* Stated exercise
What is the number of lines in these entries that contain "windows"? State it alone.

* Data section

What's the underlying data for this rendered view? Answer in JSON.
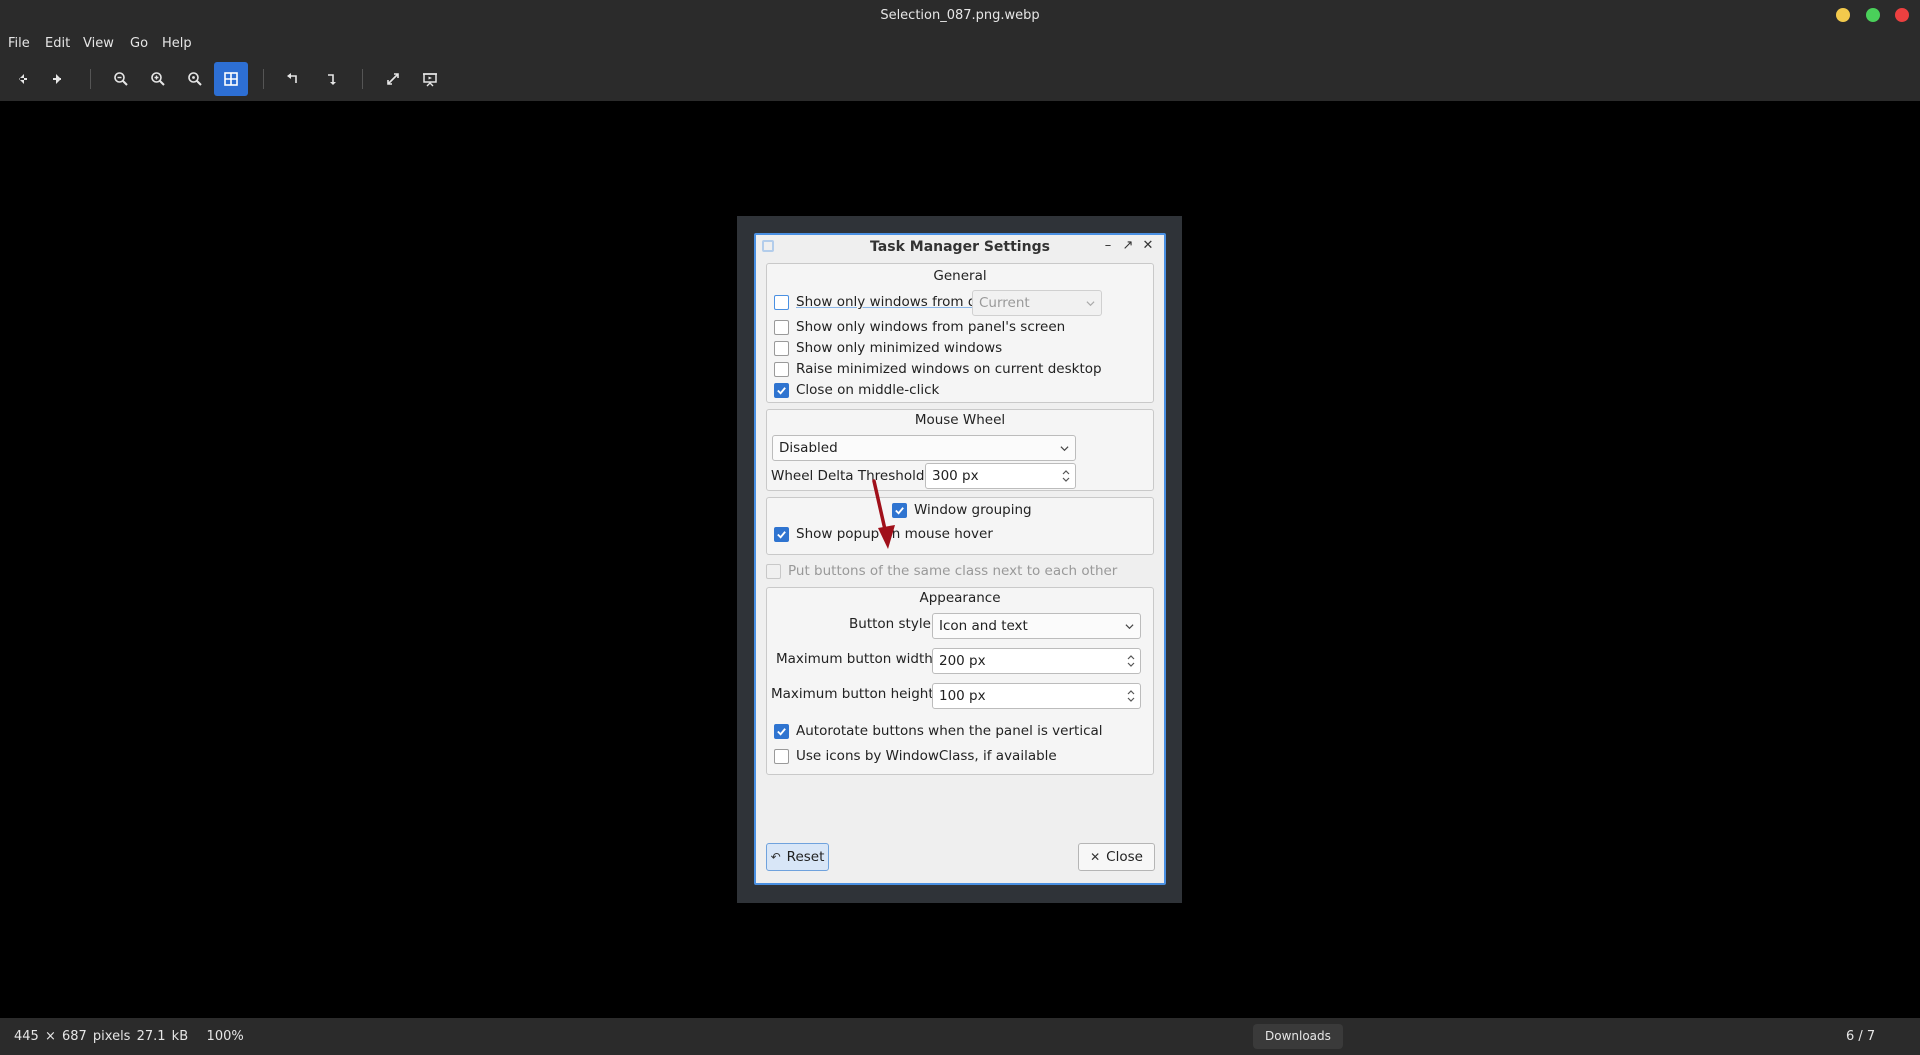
{
  "window": {
    "title": "Selection_087.png.webp"
  },
  "menu": [
    "File",
    "Edit",
    "View",
    "Go",
    "Help"
  ],
  "toolbar_icons": [
    "back-arrow-icon",
    "forward-arrow-icon",
    "zoom-out-icon",
    "zoom-in-icon",
    "zoom-fit-icon",
    "best-fit-icon",
    "rotate-left-icon",
    "rotate-right-icon",
    "fullscreen-icon",
    "slideshow-icon"
  ],
  "status": {
    "dimensions": "445 × 687 pixels",
    "filesize": "27.1 kB",
    "zoom": "100%",
    "folder": "Downloads",
    "position": "6 / 7"
  },
  "dialog": {
    "title": "Task Manager Settings",
    "general": {
      "title": "General",
      "show_desktop": {
        "label": "Show only windows from desktop",
        "checked": false
      },
      "desktop_combo": "Current",
      "show_panel_screen": {
        "label": "Show only windows from panel's screen",
        "checked": false
      },
      "show_minimized": {
        "label": "Show only minimized windows",
        "checked": false
      },
      "raise_minimized": {
        "label": "Raise minimized windows on current desktop",
        "checked": false
      },
      "close_middle": {
        "label": "Close on middle-click",
        "checked": true
      }
    },
    "mouse_wheel": {
      "title": "Mouse Wheel",
      "mode": "Disabled",
      "delta_label": "Wheel Delta Threshold",
      "delta_value": "300 px"
    },
    "grouping": {
      "window_grouping": {
        "label": "Window grouping",
        "checked": true
      },
      "popup_hover": {
        "label": "Show popup on mouse hover",
        "checked": true
      }
    },
    "same_class": {
      "label": "Put buttons of the same class next to each other",
      "checked": false
    },
    "appearance": {
      "title": "Appearance",
      "style_label": "Button style",
      "style_value": "Icon and text",
      "max_width_label": "Maximum button width",
      "max_width_value": "200 px",
      "max_height_label": "Maximum button height",
      "max_height_value": "100 px",
      "autorotate": {
        "label": "Autorotate buttons when the panel is vertical",
        "checked": true
      },
      "windowclass_icons": {
        "label": "Use icons by WindowClass, if available",
        "checked": false
      }
    },
    "buttons": {
      "reset": "Reset",
      "close": "Close"
    }
  },
  "colors": {
    "accent": "#2f74d0",
    "annotation_arrow": "#a0101a",
    "focus_border": "#4a90e2"
  }
}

* Completed exercise
4